-- begin PROVIDED RECORDS --

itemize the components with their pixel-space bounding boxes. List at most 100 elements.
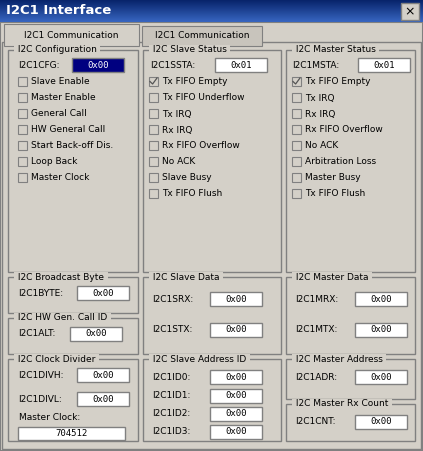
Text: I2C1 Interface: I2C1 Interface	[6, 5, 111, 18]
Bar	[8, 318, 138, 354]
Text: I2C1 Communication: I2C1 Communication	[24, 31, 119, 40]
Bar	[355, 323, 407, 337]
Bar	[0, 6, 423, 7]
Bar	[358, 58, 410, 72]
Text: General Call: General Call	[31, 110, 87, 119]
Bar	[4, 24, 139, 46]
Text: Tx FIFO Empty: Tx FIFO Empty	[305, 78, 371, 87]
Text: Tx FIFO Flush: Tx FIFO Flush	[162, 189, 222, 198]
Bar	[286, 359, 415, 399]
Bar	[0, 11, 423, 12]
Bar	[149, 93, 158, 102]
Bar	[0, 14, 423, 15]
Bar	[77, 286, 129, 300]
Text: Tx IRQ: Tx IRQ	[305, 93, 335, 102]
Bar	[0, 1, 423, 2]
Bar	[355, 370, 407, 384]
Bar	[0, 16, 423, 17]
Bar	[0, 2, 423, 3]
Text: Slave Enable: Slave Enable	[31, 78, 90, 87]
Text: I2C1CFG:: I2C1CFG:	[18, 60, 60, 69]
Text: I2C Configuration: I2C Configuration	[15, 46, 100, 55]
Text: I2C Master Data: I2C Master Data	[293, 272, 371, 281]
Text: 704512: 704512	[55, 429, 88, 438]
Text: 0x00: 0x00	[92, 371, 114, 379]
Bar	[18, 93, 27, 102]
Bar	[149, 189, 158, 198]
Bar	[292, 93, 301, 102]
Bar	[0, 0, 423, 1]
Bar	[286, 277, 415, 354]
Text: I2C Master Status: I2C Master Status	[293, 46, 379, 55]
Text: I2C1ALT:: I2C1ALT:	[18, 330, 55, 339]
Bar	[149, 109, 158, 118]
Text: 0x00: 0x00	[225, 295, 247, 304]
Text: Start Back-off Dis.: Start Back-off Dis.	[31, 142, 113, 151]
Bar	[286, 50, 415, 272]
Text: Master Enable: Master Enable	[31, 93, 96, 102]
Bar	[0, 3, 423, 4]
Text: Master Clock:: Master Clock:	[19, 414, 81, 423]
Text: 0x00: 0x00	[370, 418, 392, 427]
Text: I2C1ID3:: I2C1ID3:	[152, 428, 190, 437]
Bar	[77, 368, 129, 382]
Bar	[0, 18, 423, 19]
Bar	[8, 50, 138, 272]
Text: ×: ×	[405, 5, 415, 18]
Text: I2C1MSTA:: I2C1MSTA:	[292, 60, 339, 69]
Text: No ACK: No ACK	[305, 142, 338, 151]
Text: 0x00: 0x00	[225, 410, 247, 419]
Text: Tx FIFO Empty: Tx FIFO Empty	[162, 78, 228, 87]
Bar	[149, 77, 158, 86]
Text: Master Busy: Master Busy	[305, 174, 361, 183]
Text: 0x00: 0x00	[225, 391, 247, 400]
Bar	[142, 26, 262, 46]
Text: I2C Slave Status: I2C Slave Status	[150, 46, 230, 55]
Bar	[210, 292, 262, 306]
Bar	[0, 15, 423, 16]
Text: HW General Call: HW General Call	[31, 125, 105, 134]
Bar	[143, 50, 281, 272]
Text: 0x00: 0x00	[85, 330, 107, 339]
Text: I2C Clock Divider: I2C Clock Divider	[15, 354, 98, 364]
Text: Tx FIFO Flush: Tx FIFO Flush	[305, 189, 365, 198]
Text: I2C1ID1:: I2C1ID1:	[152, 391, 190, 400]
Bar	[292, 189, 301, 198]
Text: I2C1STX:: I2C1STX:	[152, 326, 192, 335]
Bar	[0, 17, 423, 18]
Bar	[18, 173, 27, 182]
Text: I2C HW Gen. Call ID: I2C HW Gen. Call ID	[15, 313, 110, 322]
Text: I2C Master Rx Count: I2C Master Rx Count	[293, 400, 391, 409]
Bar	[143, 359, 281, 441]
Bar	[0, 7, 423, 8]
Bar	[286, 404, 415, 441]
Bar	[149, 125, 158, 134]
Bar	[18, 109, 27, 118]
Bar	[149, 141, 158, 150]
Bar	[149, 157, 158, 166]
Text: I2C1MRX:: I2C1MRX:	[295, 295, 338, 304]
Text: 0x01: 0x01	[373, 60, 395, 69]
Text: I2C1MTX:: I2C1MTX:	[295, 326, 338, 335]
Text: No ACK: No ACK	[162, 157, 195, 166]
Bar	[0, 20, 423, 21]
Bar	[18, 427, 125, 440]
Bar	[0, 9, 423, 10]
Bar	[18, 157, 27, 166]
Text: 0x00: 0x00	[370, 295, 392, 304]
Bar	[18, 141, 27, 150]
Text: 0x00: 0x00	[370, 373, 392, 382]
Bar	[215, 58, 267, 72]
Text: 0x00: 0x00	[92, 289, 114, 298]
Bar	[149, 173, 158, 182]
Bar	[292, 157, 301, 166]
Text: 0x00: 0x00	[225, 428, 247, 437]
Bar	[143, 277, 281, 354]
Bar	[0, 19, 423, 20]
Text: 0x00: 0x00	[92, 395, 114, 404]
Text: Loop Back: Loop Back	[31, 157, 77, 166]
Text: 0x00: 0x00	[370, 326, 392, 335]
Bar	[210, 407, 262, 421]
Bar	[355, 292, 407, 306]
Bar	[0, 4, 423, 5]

-- end PROVIDED RECORDS --
-- begin PROVIDED RECORDS --

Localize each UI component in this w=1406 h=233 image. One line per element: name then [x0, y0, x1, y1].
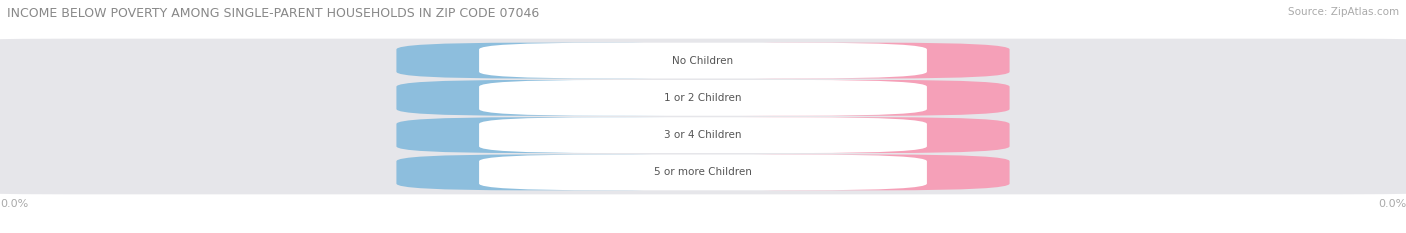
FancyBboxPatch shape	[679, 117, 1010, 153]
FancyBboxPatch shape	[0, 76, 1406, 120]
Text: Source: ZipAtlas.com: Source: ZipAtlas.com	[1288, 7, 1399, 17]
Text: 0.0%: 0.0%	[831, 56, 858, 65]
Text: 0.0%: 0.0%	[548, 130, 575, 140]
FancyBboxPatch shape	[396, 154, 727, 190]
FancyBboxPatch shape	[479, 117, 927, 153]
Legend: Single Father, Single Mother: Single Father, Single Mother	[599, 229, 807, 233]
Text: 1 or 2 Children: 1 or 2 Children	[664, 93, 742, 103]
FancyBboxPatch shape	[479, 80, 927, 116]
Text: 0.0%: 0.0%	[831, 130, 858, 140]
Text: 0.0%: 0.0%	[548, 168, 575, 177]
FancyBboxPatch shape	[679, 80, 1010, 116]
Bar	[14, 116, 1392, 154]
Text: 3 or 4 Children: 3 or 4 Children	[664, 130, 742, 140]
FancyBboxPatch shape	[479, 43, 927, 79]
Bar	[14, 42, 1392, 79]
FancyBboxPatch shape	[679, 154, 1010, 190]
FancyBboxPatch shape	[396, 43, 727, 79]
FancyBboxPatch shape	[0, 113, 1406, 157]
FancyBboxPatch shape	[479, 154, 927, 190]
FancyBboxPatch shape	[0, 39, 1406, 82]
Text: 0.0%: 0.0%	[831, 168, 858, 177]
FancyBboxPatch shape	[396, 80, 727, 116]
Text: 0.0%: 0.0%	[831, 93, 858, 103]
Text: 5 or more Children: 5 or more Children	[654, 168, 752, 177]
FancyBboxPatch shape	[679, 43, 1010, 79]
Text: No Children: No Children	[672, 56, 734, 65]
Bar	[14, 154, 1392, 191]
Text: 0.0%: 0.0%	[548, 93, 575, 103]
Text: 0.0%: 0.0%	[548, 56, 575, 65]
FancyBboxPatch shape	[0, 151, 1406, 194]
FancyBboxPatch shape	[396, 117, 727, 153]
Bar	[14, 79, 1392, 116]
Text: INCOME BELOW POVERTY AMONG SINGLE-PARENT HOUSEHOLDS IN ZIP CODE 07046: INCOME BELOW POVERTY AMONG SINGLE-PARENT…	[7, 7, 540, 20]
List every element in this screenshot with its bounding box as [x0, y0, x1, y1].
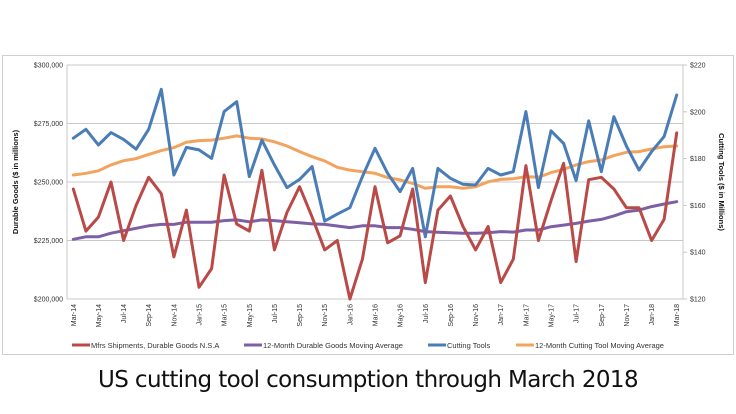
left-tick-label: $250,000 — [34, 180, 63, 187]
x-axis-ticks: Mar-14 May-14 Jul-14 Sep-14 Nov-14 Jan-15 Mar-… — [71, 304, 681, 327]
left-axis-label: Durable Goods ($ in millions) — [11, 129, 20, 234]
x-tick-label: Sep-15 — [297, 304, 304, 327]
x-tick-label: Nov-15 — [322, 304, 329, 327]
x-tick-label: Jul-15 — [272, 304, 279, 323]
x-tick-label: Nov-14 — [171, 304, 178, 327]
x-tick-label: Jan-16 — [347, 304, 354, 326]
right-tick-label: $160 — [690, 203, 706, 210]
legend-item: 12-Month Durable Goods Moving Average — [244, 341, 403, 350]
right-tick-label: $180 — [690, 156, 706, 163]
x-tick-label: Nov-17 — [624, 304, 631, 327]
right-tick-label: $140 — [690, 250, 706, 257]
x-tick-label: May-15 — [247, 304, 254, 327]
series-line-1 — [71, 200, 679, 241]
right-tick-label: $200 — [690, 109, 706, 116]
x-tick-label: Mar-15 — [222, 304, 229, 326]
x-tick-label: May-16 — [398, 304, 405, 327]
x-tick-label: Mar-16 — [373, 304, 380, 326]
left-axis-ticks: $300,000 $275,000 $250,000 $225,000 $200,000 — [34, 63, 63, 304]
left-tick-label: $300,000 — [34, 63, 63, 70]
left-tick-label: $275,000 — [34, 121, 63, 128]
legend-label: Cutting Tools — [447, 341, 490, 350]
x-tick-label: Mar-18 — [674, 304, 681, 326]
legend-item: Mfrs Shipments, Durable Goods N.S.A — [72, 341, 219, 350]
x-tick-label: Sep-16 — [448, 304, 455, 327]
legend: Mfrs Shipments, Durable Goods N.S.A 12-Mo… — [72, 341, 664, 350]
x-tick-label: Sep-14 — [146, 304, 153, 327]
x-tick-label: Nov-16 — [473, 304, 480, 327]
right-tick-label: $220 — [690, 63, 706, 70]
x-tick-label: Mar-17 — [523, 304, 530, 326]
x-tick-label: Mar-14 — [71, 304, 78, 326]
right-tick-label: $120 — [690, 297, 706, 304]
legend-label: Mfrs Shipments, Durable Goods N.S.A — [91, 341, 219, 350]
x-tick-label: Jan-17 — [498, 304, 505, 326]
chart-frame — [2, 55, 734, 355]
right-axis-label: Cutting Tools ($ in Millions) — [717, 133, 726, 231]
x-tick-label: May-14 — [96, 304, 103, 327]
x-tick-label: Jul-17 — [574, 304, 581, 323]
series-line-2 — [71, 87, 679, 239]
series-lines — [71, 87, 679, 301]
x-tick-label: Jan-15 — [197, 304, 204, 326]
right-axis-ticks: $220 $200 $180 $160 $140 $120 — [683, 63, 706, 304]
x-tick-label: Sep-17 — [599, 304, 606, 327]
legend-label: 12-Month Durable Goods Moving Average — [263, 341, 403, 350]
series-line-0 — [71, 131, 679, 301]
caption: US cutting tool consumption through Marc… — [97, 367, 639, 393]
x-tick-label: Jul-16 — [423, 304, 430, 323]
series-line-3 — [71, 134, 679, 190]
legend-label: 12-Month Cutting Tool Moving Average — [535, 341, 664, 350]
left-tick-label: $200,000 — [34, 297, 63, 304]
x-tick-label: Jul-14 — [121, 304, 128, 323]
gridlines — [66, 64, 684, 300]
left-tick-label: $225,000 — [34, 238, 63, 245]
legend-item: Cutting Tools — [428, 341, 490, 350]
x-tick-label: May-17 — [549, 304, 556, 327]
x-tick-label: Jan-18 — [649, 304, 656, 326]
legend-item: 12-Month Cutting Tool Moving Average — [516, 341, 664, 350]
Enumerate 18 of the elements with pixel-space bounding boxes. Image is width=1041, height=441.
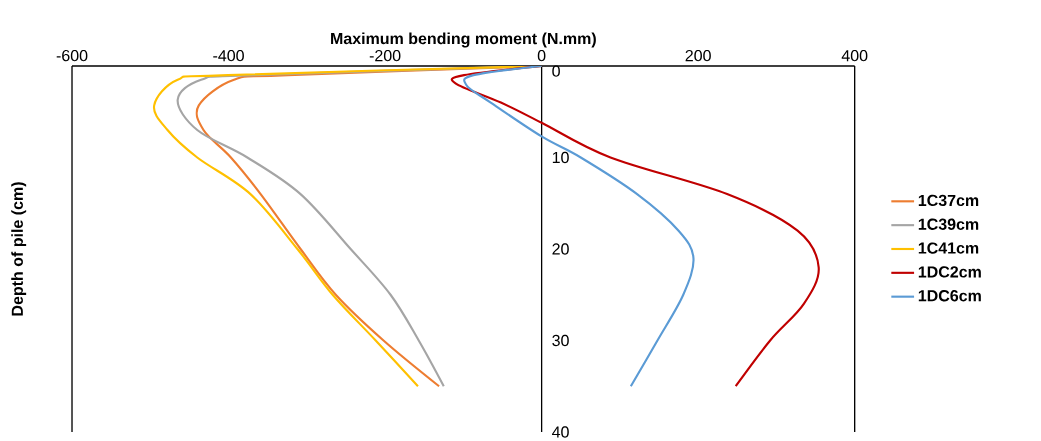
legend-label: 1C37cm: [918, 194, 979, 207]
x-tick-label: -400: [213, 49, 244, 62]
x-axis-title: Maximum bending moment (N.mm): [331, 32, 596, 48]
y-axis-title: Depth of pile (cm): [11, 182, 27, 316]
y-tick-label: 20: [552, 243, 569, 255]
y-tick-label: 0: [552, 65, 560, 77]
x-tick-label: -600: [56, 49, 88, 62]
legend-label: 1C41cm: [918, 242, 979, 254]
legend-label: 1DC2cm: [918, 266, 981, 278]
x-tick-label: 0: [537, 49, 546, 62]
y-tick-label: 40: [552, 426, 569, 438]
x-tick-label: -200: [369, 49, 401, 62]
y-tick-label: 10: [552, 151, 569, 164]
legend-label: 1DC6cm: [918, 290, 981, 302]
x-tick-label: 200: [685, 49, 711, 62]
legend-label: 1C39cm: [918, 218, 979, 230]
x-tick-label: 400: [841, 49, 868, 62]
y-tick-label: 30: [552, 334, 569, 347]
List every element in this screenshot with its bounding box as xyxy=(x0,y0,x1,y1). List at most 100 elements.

-- end PROVIDED RECORDS --

• _PROBLEM_
Retype the data from the line with "117, 1010, 153]" up to and including the line with "39, 1406, 82]", keeping every line identical.

• _ANSWER_
FancyBboxPatch shape	[679, 117, 1010, 153]
FancyBboxPatch shape	[0, 76, 1406, 120]
Text: Source: ZipAtlas.com: Source: ZipAtlas.com	[1288, 7, 1399, 17]
Text: 0.0%: 0.0%	[831, 56, 858, 65]
Text: 0.0%: 0.0%	[548, 130, 575, 140]
FancyBboxPatch shape	[396, 154, 727, 190]
FancyBboxPatch shape	[479, 117, 927, 153]
Legend: Single Father, Single Mother: Single Father, Single Mother	[599, 229, 807, 233]
Text: 1 or 2 Children: 1 or 2 Children	[664, 93, 742, 103]
FancyBboxPatch shape	[479, 80, 927, 116]
Text: 0.0%: 0.0%	[831, 130, 858, 140]
Text: 0.0%: 0.0%	[548, 168, 575, 177]
FancyBboxPatch shape	[679, 80, 1010, 116]
Bar	[14, 116, 1392, 154]
Text: 3 or 4 Children: 3 or 4 Children	[664, 130, 742, 140]
FancyBboxPatch shape	[479, 43, 927, 79]
Bar	[14, 42, 1392, 79]
FancyBboxPatch shape	[679, 154, 1010, 190]
FancyBboxPatch shape	[396, 43, 727, 79]
FancyBboxPatch shape	[0, 113, 1406, 157]
FancyBboxPatch shape	[479, 154, 927, 190]
FancyBboxPatch shape	[0, 39, 1406, 82]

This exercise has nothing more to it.